Goal.
Look through the material and copy each line holding "现代家政服务与管理".

--- Task inputs ---

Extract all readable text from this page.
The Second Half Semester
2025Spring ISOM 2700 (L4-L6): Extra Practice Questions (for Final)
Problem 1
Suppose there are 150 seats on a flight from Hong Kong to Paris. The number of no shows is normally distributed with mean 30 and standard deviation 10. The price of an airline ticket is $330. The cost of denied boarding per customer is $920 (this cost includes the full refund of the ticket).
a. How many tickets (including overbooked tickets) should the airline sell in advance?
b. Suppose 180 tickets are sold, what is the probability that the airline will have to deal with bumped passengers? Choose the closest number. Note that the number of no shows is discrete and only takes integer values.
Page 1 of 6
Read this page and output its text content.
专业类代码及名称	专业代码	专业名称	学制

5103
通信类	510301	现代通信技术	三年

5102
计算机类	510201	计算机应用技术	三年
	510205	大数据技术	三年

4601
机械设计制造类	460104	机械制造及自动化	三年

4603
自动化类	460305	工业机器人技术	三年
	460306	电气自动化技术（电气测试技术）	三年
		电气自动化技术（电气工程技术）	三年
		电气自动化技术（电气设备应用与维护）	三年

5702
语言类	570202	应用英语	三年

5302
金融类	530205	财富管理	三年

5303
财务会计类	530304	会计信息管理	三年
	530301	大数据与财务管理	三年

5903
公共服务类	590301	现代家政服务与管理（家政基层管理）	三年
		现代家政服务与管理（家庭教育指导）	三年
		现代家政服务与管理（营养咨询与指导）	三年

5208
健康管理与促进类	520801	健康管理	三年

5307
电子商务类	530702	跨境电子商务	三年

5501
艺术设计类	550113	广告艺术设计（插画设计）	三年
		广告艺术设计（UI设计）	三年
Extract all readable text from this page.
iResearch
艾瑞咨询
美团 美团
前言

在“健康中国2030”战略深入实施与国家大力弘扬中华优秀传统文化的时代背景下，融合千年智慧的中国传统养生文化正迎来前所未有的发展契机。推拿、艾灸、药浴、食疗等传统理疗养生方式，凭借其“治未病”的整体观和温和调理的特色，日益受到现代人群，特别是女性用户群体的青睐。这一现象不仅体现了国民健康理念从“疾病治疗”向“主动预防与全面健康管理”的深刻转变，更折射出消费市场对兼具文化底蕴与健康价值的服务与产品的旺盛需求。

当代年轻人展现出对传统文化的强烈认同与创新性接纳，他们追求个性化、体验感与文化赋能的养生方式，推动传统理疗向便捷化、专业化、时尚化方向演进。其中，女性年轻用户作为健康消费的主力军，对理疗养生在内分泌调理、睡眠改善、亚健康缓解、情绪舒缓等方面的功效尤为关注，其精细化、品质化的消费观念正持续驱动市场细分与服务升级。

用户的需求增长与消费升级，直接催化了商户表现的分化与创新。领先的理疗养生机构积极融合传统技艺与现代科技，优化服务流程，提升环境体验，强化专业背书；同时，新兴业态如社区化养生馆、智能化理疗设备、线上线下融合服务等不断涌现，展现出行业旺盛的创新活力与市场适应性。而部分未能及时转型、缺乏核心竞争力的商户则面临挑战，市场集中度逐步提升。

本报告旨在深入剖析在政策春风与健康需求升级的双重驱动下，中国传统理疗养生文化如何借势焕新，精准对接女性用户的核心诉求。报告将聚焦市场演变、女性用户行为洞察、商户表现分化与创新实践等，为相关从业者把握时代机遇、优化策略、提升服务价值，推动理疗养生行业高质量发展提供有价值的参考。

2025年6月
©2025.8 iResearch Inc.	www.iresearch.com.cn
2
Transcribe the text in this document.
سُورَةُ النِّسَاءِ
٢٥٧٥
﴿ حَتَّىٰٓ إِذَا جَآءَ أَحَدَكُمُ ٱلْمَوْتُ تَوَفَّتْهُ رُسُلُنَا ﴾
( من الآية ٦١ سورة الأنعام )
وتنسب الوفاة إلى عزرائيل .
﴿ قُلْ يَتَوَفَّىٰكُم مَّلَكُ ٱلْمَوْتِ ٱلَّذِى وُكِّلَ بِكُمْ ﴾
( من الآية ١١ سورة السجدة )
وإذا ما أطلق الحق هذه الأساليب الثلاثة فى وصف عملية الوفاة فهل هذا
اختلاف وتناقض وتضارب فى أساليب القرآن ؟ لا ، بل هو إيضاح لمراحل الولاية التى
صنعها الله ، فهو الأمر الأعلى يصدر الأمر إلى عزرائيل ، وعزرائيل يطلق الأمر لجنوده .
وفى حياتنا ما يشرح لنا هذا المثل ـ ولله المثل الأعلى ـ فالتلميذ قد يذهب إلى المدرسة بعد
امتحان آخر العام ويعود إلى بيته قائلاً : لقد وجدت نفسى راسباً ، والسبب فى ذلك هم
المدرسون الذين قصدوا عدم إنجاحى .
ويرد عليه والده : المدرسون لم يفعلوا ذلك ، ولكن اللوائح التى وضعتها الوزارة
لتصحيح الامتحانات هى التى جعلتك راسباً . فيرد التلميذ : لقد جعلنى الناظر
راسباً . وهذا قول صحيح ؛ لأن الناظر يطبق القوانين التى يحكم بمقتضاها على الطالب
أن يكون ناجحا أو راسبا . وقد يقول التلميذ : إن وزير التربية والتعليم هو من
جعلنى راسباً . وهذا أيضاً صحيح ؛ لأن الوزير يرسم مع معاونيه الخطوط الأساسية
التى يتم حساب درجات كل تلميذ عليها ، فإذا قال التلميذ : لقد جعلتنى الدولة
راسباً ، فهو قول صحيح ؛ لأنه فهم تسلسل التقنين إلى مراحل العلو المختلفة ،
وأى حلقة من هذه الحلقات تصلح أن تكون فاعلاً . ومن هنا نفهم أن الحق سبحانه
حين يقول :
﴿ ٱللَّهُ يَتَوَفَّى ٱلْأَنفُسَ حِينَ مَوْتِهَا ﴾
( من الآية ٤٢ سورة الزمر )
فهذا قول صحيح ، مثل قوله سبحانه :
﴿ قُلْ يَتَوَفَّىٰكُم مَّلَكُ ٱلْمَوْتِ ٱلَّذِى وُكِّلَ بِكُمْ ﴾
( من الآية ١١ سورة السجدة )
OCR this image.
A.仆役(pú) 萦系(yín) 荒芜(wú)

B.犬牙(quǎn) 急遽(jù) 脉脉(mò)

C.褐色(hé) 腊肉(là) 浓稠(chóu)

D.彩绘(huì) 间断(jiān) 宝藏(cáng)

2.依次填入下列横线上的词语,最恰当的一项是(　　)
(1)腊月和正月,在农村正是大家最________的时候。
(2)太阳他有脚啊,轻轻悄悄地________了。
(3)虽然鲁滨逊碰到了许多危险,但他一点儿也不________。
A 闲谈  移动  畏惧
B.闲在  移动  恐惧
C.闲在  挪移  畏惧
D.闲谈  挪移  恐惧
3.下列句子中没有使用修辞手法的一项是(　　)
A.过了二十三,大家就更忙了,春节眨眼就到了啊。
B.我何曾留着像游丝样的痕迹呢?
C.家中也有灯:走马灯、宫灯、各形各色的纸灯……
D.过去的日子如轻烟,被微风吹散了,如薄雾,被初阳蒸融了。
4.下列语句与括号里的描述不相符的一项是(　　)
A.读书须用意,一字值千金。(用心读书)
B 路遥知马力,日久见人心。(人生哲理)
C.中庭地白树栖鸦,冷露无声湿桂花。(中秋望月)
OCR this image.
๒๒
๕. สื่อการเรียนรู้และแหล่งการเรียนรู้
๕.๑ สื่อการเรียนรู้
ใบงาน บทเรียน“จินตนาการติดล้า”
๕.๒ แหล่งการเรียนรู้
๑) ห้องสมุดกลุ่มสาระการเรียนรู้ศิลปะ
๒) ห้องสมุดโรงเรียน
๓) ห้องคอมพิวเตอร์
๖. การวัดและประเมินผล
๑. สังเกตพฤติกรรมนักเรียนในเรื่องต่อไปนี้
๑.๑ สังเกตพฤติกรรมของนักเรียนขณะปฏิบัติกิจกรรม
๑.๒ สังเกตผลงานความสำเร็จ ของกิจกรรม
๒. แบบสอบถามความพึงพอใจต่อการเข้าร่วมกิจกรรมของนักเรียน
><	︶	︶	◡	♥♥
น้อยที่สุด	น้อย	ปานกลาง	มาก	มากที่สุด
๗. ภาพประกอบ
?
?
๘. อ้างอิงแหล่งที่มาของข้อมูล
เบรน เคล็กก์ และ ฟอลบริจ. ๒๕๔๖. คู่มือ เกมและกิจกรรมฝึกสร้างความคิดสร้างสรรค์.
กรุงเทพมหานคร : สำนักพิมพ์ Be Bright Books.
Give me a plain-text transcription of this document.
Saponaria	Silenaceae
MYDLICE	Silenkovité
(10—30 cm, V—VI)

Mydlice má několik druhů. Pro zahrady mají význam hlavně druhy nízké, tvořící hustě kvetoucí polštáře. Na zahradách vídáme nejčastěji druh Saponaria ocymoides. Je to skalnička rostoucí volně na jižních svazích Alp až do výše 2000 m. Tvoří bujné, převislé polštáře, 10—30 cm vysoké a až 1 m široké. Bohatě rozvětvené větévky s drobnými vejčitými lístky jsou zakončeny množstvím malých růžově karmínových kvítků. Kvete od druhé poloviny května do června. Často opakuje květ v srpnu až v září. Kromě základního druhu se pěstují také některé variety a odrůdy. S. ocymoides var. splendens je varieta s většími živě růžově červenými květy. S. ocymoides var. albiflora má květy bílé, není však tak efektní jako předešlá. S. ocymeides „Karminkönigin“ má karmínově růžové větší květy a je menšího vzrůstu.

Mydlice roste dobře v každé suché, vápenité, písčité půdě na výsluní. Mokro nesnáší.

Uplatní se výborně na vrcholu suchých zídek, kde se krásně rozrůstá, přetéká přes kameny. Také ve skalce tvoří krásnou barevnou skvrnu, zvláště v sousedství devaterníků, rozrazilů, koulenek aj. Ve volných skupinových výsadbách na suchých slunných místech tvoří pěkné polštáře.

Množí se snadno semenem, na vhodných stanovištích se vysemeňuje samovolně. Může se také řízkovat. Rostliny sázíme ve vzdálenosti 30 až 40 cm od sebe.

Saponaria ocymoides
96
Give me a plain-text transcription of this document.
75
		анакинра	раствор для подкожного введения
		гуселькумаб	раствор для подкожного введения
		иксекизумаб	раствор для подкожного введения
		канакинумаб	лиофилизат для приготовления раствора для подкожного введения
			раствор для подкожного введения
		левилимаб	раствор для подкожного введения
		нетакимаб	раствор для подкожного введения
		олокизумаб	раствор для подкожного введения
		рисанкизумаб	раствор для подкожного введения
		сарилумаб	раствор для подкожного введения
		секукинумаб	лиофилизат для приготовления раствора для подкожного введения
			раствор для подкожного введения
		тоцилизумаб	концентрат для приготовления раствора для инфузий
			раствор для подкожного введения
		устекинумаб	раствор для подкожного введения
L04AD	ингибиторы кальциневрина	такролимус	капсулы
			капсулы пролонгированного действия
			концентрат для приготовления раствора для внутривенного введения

---

Problem solution.
公共服务类	590301	现代家政服务与管理（家政基层管理）	三年
		现代家政服务与管理（家庭教育指导）	三年
		现代家政服务与管理（营养咨询与指导）	三年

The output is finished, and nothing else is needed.